Your task is to copy the listing exactly, with the pictures left out.

========

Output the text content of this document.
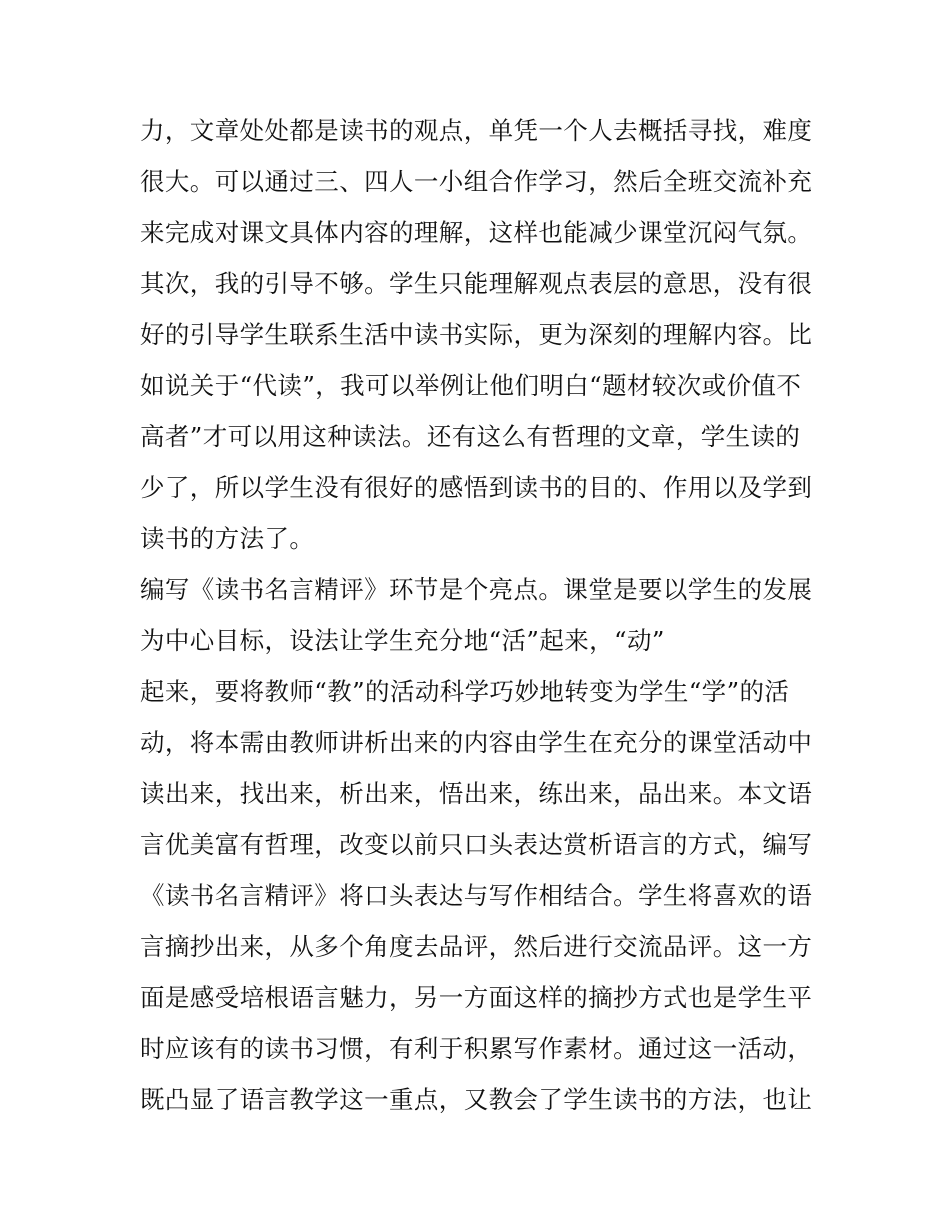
力，文章处处都是读书的观点，单凭一个人去概括寻找，难度
很大。可以通过三、四人一小组合作学习，然后全班交流补充
来完成对课文具体内容的理解，这样也能减少课堂沉闷气氛。
其次，我的引导不够。学生只能理解观点表层的意思，没有很
好的引导学生联系生活中读书实际，更为深刻的理解内容。比
如说关于“代读”，我可以举例让他们明白“题材较次或价值不
高者”才可以用这种读法。还有这么有哲理的文章，学生读的
少了，所以学生没有很好的感悟到读书的目的、作用以及学到
读书的方法了。
编写《读书名言精评》环节是个亮点。课堂是要以学生的发展
为中心目标，设法让学生充分地“活”起来，“动”
起来，要将教师“教”的活动科学巧妙地转变为学生“学”的活
动，将本需由教师讲析出来的内容由学生在充分的课堂活动中
读出来，找出来，析出来，悟出来，练出来，品出来。本文语
言优美富有哲理，改变以前只口头表达赏析语言的方式，编写
《读书名言精评》将口头表达与写作相结合。学生将喜欢的语
言摘抄出来，从多个角度去品评，然后进行交流品评。这一方
面是感受培根语言魅力，另一方面这样的摘抄方式也是学生平
时应该有的读书习惯，有利于积累写作素材。通过这一活动，
既凸显了语言教学这一重点，又教会了学生读书的方法，也让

========

# [THE ANSWER]
Output the text content of this document.
力，文章处处都是读书的观点，单凭一个人去概括寻找，难度
很大。可以通过三、四人一小组合作学习，然后全班交流补充
来完成对课文具体内容的理解，这样也能减少课堂沉闷气氛。
其次，我的引导不够。学生只能理解观点表层的意思，没有很
好的引导学生联系生活中读书实际，更为深刻的理解内容。比
如说关于“代读”，我可以举例让他们明白“题材较次或价值不
高者”才可以用这种读法。还有这么有哲理的文章，学生读的
少了，所以学生没有很好的感悟到读书的目的、作用以及学到
读书的方法了。
编写《读书名言精评》环节是个亮点。课堂是要以学生的发展
为中心目标，设法让学生充分地“活”起来，“动”
起来，要将教师“教”的活动科学巧妙地转变为学生“学”的活
动，将本需由教师讲析出来的内容由学生在充分的课堂活动中
读出来，找出来，析出来，悟出来，练出来，品出来。本文语
言优美富有哲理，改变以前只口头表达赏析语言的方式，编写
《读书名言精评》将口头表达与写作相结合。学生将喜欢的语
言摘抄出来，从多个角度去品评，然后进行交流品评。这一方
面是感受培根语言魅力，另一方面这样的摘抄方式也是学生平
时应该有的读书习惯，有利于积累写作素材。通过这一活动，
既凸显了语言教学这一重点，又教会了学生读书的方法，也让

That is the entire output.